Dataset listings of figures
______________________________

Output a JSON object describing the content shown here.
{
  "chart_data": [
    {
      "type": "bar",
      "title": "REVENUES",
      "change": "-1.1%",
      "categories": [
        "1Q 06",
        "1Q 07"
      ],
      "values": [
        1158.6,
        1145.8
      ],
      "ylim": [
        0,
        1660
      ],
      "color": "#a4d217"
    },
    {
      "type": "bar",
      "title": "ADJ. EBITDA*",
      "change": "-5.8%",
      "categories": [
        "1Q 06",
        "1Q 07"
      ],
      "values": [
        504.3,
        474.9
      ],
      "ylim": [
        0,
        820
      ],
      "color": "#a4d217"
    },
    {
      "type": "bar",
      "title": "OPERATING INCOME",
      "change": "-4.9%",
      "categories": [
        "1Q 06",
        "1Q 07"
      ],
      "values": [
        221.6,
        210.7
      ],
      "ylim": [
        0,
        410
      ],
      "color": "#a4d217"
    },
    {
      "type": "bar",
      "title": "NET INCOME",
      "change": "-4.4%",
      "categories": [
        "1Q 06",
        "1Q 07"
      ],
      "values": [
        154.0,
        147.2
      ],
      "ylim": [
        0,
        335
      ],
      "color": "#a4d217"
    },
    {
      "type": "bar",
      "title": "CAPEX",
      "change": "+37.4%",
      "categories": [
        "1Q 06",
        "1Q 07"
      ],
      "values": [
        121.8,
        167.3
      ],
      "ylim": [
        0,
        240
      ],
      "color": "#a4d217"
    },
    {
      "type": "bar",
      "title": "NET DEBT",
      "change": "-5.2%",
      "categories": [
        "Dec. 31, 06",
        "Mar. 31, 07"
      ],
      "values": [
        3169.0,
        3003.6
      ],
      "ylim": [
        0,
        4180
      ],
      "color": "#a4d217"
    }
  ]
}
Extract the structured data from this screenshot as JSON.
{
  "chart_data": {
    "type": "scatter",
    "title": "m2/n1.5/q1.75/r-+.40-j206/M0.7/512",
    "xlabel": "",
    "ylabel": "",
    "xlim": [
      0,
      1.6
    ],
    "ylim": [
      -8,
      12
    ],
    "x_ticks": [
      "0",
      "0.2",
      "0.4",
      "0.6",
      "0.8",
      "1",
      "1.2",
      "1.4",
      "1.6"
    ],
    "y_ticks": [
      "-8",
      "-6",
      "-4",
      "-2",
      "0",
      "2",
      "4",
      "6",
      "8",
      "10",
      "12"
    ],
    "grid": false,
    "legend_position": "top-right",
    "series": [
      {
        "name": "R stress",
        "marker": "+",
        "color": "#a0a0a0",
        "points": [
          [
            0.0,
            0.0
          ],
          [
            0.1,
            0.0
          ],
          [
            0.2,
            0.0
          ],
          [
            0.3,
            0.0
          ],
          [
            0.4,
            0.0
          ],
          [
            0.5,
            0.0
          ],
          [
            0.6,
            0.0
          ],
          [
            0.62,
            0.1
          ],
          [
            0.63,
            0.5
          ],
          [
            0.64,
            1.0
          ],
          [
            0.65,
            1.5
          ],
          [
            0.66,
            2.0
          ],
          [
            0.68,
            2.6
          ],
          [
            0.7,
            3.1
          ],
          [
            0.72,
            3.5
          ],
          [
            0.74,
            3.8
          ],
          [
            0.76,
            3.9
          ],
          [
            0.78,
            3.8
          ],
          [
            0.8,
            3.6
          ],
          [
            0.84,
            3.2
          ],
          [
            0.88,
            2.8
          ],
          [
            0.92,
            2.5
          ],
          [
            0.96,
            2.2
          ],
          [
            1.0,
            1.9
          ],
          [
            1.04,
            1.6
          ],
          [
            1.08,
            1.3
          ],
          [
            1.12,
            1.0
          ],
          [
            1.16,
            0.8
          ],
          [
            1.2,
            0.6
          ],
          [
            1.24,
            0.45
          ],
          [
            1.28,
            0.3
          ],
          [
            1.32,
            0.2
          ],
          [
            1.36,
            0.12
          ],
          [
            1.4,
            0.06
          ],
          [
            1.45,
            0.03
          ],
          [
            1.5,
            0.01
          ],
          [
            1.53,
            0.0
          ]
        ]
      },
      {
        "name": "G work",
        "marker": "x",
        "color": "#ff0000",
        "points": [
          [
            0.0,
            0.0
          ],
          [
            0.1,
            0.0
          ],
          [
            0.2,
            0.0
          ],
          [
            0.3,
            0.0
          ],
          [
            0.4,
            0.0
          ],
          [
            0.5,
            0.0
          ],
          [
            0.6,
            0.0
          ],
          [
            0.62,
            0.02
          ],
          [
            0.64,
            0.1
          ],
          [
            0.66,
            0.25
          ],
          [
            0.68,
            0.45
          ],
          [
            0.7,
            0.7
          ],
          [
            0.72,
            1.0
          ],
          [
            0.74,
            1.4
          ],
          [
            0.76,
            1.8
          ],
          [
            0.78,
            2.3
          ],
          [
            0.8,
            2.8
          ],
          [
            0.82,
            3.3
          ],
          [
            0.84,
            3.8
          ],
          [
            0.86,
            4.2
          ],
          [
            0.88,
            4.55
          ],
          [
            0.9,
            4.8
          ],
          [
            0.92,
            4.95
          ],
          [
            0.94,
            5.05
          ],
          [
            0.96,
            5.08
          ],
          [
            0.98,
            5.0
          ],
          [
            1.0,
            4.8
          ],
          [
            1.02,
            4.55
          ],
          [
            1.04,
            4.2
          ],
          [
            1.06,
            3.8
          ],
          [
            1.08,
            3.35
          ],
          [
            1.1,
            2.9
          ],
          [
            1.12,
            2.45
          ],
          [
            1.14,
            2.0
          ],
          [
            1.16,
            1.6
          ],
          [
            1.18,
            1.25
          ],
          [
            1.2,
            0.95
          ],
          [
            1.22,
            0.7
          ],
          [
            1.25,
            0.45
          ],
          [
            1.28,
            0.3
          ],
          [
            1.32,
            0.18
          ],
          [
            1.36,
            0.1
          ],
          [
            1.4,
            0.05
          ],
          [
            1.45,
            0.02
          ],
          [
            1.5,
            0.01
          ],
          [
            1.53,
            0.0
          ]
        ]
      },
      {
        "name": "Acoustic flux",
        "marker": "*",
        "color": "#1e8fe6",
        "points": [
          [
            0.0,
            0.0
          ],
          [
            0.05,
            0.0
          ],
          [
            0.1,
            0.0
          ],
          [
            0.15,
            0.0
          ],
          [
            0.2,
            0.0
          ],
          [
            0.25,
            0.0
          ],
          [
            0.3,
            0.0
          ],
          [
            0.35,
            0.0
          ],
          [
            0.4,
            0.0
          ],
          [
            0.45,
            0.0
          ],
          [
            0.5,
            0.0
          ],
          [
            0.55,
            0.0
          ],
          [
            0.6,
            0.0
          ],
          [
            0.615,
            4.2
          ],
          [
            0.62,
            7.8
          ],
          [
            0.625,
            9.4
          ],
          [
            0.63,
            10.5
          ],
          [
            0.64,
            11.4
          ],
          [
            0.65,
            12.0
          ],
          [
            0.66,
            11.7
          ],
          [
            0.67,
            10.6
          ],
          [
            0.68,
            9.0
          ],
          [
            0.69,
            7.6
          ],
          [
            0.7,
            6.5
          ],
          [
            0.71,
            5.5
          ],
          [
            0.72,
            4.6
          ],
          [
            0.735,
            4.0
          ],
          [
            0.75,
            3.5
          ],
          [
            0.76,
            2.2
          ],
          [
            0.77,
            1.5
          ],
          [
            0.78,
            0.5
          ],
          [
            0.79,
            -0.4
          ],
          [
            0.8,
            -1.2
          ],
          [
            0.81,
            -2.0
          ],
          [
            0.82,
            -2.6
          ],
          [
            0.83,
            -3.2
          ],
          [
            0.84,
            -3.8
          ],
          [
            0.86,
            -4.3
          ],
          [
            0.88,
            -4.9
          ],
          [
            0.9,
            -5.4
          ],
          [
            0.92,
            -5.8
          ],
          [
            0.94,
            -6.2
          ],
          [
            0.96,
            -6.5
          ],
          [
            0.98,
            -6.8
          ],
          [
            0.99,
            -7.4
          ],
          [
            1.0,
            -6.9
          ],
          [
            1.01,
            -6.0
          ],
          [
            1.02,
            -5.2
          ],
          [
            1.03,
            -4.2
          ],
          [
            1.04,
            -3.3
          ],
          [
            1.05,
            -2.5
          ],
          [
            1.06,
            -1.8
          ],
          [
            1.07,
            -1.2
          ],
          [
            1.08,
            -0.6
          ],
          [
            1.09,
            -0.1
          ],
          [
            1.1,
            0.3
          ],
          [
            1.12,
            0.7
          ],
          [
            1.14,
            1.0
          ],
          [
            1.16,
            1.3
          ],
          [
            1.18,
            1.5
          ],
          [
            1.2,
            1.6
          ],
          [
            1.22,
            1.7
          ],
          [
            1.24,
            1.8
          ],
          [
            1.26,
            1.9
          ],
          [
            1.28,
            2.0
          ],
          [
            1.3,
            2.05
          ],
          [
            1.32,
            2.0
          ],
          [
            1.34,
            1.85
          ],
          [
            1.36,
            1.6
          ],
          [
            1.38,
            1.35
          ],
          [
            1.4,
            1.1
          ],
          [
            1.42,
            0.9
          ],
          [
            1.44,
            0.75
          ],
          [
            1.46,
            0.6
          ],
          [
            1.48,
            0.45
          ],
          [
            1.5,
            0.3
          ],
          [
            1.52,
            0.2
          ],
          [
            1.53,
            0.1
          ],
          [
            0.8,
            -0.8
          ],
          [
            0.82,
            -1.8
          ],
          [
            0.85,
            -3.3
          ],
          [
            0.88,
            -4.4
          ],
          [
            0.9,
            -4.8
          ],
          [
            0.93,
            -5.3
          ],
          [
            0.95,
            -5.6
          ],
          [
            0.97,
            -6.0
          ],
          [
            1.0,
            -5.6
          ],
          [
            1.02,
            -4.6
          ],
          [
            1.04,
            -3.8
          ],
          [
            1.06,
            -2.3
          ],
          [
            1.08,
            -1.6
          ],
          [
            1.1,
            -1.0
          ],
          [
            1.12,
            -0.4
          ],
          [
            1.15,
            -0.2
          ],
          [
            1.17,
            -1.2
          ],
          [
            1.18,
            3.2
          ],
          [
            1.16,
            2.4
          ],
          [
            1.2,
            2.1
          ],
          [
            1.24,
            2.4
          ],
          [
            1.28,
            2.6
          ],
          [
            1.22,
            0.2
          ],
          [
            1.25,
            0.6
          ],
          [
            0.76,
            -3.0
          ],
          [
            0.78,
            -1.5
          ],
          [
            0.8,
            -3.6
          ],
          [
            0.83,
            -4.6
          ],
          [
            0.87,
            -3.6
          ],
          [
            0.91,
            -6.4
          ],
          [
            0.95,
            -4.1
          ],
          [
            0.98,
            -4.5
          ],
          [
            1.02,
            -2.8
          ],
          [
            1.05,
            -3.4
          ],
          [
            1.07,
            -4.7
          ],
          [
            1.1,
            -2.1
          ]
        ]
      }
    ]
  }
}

______________________________

Select all lines in the listing that include the word "change".

      "change": "-1.1%",
      "change": "-5.8%",
      "change": "-4.9%",
      "change": "-4.4%",
      "change": "+37.4%",
      "change": "-5.2%",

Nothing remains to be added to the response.